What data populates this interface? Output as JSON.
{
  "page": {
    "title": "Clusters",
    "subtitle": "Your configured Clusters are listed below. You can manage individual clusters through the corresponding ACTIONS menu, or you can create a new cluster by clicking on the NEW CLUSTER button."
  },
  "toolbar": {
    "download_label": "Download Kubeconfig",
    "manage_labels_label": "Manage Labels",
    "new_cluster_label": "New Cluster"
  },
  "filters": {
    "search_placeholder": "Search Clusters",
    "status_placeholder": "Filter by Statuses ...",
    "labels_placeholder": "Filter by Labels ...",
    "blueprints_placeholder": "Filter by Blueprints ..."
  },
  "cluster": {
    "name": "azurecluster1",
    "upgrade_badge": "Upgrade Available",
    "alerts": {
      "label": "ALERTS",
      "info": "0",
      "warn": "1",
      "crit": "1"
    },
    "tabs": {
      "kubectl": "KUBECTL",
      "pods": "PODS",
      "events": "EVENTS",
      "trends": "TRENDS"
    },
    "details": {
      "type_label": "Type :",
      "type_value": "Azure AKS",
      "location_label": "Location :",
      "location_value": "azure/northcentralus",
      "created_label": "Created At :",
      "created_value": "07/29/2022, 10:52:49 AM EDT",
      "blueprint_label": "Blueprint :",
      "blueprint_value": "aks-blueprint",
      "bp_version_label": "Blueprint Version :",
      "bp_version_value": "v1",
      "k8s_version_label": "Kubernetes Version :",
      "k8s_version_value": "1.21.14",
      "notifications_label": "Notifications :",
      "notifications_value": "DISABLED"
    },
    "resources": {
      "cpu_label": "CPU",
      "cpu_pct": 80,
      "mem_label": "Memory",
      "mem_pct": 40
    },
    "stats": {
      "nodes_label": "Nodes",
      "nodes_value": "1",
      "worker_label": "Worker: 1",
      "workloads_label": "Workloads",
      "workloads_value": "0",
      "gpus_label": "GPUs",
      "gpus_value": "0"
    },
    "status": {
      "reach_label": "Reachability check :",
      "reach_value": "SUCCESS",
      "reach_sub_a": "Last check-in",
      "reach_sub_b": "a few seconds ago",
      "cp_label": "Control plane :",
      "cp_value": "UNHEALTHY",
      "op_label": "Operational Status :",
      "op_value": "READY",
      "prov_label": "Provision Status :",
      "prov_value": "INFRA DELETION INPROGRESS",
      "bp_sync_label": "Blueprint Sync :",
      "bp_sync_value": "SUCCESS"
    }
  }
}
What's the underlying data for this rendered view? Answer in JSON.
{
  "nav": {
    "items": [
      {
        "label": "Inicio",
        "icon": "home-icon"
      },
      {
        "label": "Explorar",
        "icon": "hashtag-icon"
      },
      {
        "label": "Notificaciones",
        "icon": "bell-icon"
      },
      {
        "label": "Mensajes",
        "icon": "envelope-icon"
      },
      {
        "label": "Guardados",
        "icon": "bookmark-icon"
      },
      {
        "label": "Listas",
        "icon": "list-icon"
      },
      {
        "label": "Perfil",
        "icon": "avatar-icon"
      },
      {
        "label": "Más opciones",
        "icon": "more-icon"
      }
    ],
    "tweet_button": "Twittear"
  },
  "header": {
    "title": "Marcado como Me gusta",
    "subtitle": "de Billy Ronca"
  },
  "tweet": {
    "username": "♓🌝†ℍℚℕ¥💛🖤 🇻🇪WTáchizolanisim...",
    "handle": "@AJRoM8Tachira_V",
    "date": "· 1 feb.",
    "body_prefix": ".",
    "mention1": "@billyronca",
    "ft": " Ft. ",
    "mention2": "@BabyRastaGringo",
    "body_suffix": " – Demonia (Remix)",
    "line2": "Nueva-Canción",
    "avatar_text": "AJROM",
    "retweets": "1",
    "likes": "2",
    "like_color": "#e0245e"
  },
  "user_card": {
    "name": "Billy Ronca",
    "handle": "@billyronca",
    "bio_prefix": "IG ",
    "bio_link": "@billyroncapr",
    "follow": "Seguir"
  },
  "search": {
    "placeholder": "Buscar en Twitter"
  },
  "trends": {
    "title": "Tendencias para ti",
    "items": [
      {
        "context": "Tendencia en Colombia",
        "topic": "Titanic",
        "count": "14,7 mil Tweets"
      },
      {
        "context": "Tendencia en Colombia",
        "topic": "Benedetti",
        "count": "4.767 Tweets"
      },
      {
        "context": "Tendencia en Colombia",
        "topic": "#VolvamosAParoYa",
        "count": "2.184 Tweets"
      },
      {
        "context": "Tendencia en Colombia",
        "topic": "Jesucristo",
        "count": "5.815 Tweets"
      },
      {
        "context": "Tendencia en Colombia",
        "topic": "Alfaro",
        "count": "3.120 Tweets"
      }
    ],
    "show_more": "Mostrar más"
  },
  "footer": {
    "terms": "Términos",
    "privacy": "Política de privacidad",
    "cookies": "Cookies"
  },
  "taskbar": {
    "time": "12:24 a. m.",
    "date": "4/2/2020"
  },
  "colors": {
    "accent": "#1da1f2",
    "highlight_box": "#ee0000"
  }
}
-.-.-
Given exercise: Using the data above, output each line exactly.

Task output:
What data populates this interface? Output as JSON.
{
  "page": {
    "title": "Clusters",
    "subtitle": "Your configured Clusters are listed below. You can manage individual clusters through the corresponding ACTIONS menu, or you can create a new cluster by clicking on the NEW CLUSTER button."
  },
  "toolbar": {
    "download_label": "Download Kubeconfig",
    "manage_labels_label": "Manage Labels",
    "new_cluster_label": "New Cluster"
  },
  "filters": {
    "search_placeholder": "Search Clusters",
    "status_placeholder": "Filter by Statuses ...",
    "labels_placeholder": "Filter by Labels ...",
    "blueprints_placeholder": "Filter by Blueprints ..."
  },
  "cluster": {
    "name": "azurecluster1",
    "upgrade_badge": "Upgrade Available",
    "alerts": {
      "label": "ALERTS",
      "info": "0",
      "warn": "1",
      "crit": "1"
    },
    "tabs": {
      "kubectl": "KUBECTL",
      "pods": "PODS",
      "events": "EVENTS",
      "trends": "TRENDS"
    },
    "details": {
      "type_label": "Type :",
      "type_value": "Azure AKS",
      "location_label": "Location :",
      "location_value": "azure/northcentralus",
      "created_label": "Created At :",
      "created_value": "07/29/2022, 10:52:49 AM EDT",
      "blueprint_label": "Blueprint :",
      "blueprint_value": "aks-blueprint",
      "bp_version_label": "Blueprint Version :",
      "bp_version_value": "v1",
      "k8s_version_label": "Kubernetes Version :",
      "k8s_version_value": "1.21.14",
      "notifications_label": "Notifications :",
      "notifications_value": "DISABLED"
    },
    "resources": {
      "cpu_label": "CPU",
      "cpu_pct": 80,
      "mem_label": "Memory",
      "mem_pct": 40
    },
    "stats": {
      "nodes_label": "Nodes",
      "nodes_value": "1",
      "worker_label": "Worker: 1",
      "workloads_label": "Workloads",
      "workloads_value": "0",
      "gpus_label": "GPUs",
      "gpus_value": "0"
    },
    "status": {
      "reach_label": "Reachability check :",
      "reach_value": "SUCCESS",
      "reach_sub_a": "Last check-in",
      "reach_sub_b": "a few seconds ago",
      "cp_label": "Control plane :",
      "cp_value": "UNHEALTHY",
      "op_label": "Operational Status :",
      "op_value": "READY",
      "prov_label": "Provision Status :",
      "prov_value": "INFRA DELETION INPROGRESS",
      "bp_sync_label": "Blueprint Sync :",
      "bp_sync_value": "SUCCESS"
    }
  }
}
What's the underlying data for this rendered view? Answer in JSON.
{
  "nav": {
    "items": [
      {
        "label": "Inicio",
        "icon": "home-icon"
      },
      {
        "label": "Explorar",
        "icon": "hashtag-icon"
      },
      {
        "label": "Notificaciones",
        "icon": "bell-icon"
      },
      {
        "label": "Mensajes",
        "icon": "envelope-icon"
      },
      {
        "label": "Guardados",
        "icon": "bookmark-icon"
      },
      {
        "label": "Listas",
        "icon": "list-icon"
      },
      {
        "label": "Perfil",
        "icon": "avatar-icon"
      },
      {
        "label": "Más opciones",
        "icon": "more-icon"
      }
    ],
    "tweet_button": "Twittear"
  },
  "header": {
    "title": "Marcado como Me gusta",
    "subtitle": "de Billy Ronca"
  },
  "tweet": {
    "username": "♓🌝†ℍℚℕ¥💛🖤 🇻🇪WTáchizolanisim...",
    "handle": "@AJRoM8Tachira_V",
    "date": "· 1 feb.",
    "body_prefix": ".",
    "mention1": "@billyronca",
    "ft": " Ft. ",
    "mention2": "@BabyRastaGringo",
    "body_suffix": " – Demonia (Remix)",
    "line2": "Nueva-Canción",
    "avatar_text": "AJROM",
    "retweets": "1",
    "likes": "2",
    "like_color": "#e0245e"
  },
  "user_card": {
    "name": "Billy Ronca",
    "handle": "@billyronca",
    "bio_prefix": "IG ",
    "bio_link": "@billyroncapr",
    "follow": "Seguir"
  },
  "search": {
    "placeholder": "Buscar en Twitter"
  },
  "trends": {
    "title": "Tendencias para ti",
    "items": [
      {
        "context": "Tendencia en Colombia",
        "topic": "Titanic",
        "count": "14,7 mil Tweets"
      },
      {
        "context": "Tendencia en Colombia",
        "topic": "Benedetti",
        "count": "4.767 Tweets"
      },
      {
        "context": "Tendencia en Colombia",
        "topic": "#VolvamosAParoYa",
        "count": "2.184 Tweets"
      },
      {
        "context": "Tendencia en Colombia",
        "topic": "Jesucristo",
        "count": "5.815 Tweets"
      },
      {
        "context": "Tendencia en Colombia",
        "topic": "Alfaro",
        "count": "3.120 Tweets"
      }
    ],
    "show_more": "Mostrar más"
  },
  "footer": {
    "terms": "Términos",
    "privacy": "Política de privacidad",
    "cookies": "Cookies"
  },
  "taskbar": {
    "time": "12:24 a. m.",
    "date": "4/2/2020"
  },
  "colors": {
    "accent": "#1da1f2",
    "highlight_box": "#ee0000"
  }
}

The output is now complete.